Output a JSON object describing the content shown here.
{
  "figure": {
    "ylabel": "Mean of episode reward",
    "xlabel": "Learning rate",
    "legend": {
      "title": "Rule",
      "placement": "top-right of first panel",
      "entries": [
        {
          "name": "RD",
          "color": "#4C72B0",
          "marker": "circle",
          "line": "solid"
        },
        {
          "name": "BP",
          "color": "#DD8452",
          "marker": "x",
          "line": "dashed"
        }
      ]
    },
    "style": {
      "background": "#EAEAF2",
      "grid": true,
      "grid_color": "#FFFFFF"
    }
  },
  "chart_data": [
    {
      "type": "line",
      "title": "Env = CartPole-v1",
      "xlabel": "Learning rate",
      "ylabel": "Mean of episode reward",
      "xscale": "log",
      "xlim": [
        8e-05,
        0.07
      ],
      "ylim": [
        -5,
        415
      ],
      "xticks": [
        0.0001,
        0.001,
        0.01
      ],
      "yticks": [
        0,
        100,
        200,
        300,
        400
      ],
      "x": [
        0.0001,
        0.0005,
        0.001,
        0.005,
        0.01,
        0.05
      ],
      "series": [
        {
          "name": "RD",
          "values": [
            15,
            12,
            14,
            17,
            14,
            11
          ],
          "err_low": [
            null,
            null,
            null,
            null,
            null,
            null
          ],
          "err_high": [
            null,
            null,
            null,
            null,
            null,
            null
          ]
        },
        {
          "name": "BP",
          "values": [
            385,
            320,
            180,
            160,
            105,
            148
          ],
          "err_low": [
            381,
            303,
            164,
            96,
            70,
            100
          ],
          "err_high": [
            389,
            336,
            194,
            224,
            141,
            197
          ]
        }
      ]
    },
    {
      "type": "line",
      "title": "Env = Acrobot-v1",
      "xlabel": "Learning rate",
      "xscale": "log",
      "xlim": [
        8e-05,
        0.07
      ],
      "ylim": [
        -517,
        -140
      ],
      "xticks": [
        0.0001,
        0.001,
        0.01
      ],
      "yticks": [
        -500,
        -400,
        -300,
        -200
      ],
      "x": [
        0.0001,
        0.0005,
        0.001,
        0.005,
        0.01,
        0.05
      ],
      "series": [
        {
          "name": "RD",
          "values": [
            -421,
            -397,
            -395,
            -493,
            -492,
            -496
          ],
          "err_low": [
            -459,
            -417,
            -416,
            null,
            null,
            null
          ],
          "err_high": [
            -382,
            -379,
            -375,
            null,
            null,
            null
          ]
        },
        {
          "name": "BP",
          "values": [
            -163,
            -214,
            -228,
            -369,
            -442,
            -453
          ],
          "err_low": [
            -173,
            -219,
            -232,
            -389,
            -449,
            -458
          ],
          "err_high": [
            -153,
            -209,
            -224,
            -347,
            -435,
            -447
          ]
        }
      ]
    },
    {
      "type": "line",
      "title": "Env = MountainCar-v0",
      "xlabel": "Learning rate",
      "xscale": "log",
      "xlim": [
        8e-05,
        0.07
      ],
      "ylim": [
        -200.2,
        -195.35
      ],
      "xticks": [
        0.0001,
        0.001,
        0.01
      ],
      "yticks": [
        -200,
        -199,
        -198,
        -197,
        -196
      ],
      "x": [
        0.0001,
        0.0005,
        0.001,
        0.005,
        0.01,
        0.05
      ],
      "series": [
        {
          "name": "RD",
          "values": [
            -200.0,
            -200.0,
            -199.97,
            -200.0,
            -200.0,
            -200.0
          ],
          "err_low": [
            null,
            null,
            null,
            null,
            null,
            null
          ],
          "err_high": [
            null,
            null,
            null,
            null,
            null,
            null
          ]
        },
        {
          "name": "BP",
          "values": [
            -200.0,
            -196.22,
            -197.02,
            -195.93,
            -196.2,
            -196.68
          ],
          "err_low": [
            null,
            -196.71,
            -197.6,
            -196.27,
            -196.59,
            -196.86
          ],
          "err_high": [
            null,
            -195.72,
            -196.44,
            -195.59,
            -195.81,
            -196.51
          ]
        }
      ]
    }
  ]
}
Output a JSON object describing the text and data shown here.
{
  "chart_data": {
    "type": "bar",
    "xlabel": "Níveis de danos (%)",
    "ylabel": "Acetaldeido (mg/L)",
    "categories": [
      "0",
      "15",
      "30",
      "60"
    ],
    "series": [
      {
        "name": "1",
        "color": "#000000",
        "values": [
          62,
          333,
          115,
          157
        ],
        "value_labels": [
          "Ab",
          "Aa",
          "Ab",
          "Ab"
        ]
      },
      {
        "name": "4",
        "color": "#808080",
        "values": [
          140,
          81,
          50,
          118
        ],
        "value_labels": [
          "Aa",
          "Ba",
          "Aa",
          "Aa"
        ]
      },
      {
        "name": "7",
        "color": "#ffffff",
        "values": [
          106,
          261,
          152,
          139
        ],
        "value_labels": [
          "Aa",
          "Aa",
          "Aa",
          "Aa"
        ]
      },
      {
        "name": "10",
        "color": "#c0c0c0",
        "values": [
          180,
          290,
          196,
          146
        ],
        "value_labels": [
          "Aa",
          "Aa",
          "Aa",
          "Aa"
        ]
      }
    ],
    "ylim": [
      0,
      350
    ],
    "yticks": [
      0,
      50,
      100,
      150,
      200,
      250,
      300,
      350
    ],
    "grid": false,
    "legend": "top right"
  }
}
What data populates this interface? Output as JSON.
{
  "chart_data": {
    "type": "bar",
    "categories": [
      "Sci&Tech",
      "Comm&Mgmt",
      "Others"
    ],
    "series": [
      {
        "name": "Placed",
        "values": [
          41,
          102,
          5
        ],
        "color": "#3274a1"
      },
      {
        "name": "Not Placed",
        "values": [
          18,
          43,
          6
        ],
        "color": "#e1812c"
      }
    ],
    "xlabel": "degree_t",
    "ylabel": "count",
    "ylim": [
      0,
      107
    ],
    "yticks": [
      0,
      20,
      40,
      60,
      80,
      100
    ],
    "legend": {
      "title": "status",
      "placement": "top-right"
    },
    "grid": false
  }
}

——

Extract every line above exactly as it stands.

Output a JSON object describing the content shown here.
{
  "figure": {
    "ylabel": "Mean of episode reward",
    "xlabel": "Learning rate",
    "legend": {
      "title": "Rule",
      "placement": "top-right of first panel",
      "entries": [
        {
          "name": "RD",
          "color": "#4C72B0",
          "marker": "circle",
          "line": "solid"
        },
        {
          "name": "BP",
          "color": "#DD8452",
          "marker": "x",
          "line": "dashed"
        }
      ]
    },
    "style": {
      "background": "#EAEAF2",
      "grid": true,
      "grid_color": "#FFFFFF"
    }
  },
  "chart_data": [
    {
      "type": "line",
      "title": "Env = CartPole-v1",
      "xlabel": "Learning rate",
      "ylabel": "Mean of episode reward",
      "xscale": "log",
      "xlim": [
        8e-05,
        0.07
      ],
      "ylim": [
        -5,
        415
      ],
      "xticks": [
        0.0001,
        0.001,
        0.01
      ],
      "yticks": [
        0,
        100,
        200,
        300,
        400
      ],
      "x": [
        0.0001,
        0.0005,
        0.001,
        0.005,
        0.01,
        0.05
      ],
      "series": [
        {
          "name": "RD",
          "values": [
            15,
            12,
            14,
            17,
            14,
            11
          ],
          "err_low": [
            null,
            null,
            null,
            null,
            null,
            null
          ],
          "err_high": [
            null,
            null,
            null,
            null,
            null,
            null
          ]
        },
        {
          "name": "BP",
          "values": [
            385,
            320,
            180,
            160,
            105,
            148
          ],
          "err_low": [
            381,
            303,
            164,
            96,
            70,
            100
          ],
          "err_high": [
            389,
            336,
            194,
            224,
            141,
            197
          ]
        }
      ]
    },
    {
      "type": "line",
      "title": "Env = Acrobot-v1",
      "xlabel": "Learning rate",
      "xscale": "log",
      "xlim": [
        8e-05,
        0.07
      ],
      "ylim": [
        -517,
        -140
      ],
      "xticks": [
        0.0001,
        0.001,
        0.01
      ],
      "yticks": [
        -500,
        -400,
        -300,
        -200
      ],
      "x": [
        0.0001,
        0.0005,
        0.001,
        0.005,
        0.01,
        0.05
      ],
      "series": [
        {
          "name": "RD",
          "values": [
            -421,
            -397,
            -395,
            -493,
            -492,
            -496
          ],
          "err_low": [
            -459,
            -417,
            -416,
            null,
            null,
            null
          ],
          "err_high": [
            -382,
            -379,
            -375,
            null,
            null,
            null
          ]
        },
        {
          "name": "BP",
          "values": [
            -163,
            -214,
            -228,
            -369,
            -442,
            -453
          ],
          "err_low": [
            -173,
            -219,
            -232,
            -389,
            -449,
            -458
          ],
          "err_high": [
            -153,
            -209,
            -224,
            -347,
            -435,
            -447
          ]
        }
      ]
    },
    {
      "type": "line",
      "title": "Env = MountainCar-v0",
      "xlabel": "Learning rate",
      "xscale": "log",
      "xlim": [
        8e-05,
        0.07
      ],
      "ylim": [
        -200.2,
        -195.35
      ],
      "xticks": [
        0.0001,
        0.001,
        0.01
      ],
      "yticks": [
        -200,
        -199,
        -198,
        -197,
        -196
      ],
      "x": [
        0.0001,
        0.0005,
        0.001,
        0.005,
        0.01,
        0.05
      ],
      "series": [
        {
          "name": "RD",
          "values": [
            -200.0,
            -200.0,
            -199.97,
            -200.0,
            -200.0,
            -200.0
          ],
          "err_low": [
            null,
            null,
            null,
            null,
            null,
            null
          ],
          "err_high": [
            null,
            null,
            null,
            null,
            null,
            null
          ]
        },
        {
          "name": "BP",
          "values": [
            -200.0,
            -196.22,
            -197.02,
            -195.93,
            -196.2,
            -196.68
          ],
          "err_low": [
            null,
            -196.71,
            -197.6,
            -196.27,
            -196.59,
            -196.86
          ],
          "err_high": [
            null,
            -195.72,
            -196.44,
            -195.59,
            -195.81,
            -196.51
          ]
        }
      ]
    }
  ]
}
Output a JSON object describing the text and data shown here.
{
  "chart_data": {
    "type": "bar",
    "xlabel": "Níveis de danos (%)",
    "ylabel": "Acetaldeido (mg/L)",
    "categories": [
      "0",
      "15",
      "30",
      "60"
    ],
    "series": [
      {
        "name": "1",
        "color": "#000000",
        "values": [
          62,
          333,
          115,
          157
        ],
        "value_labels": [
          "Ab",
          "Aa",
          "Ab",
          "Ab"
        ]
      },
      {
        "name": "4",
        "color": "#808080",
        "values": [
          140,
          81,
          50,
          118
        ],
        "value_labels": [
          "Aa",
          "Ba",
          "Aa",
          "Aa"
        ]
      },
      {
        "name": "7",
        "color": "#ffffff",
        "values": [
          106,
          261,
          152,
          139
        ],
        "value_labels": [
          "Aa",
          "Aa",
          "Aa",
          "Aa"
        ]
      },
      {
        "name": "10",
        "color": "#c0c0c0",
        "values": [
          180,
          290,
          196,
          146
        ],
        "value_labels": [
          "Aa",
          "Aa",
          "Aa",
          "Aa"
        ]
      }
    ],
    "ylim": [
      0,
      350
    ],
    "yticks": [
      0,
      50,
      100,
      150,
      200,
      250,
      300,
      350
    ],
    "grid": false,
    "legend": "top right"
  }
}
What data populates this interface? Output as JSON.
{
  "chart_data": {
    "type": "bar",
    "categories": [
      "Sci&Tech",
      "Comm&Mgmt",
      "Others"
    ],
    "series": [
      {
        "name": "Placed",
        "values": [
          41,
          102,
          5
        ],
        "color": "#3274a1"
      },
      {
        "name": "Not Placed",
        "values": [
          18,
          43,
          6
        ],
        "color": "#e1812c"
      }
    ],
    "xlabel": "degree_t",
    "ylabel": "count",
    "ylim": [
      0,
      107
    ],
    "yticks": [
      0,
      20,
      40,
      60,
      80,
      100
    ],
    "legend": {
      "title": "status",
      "placement": "top-right"
    },
    "grid": false
  }
}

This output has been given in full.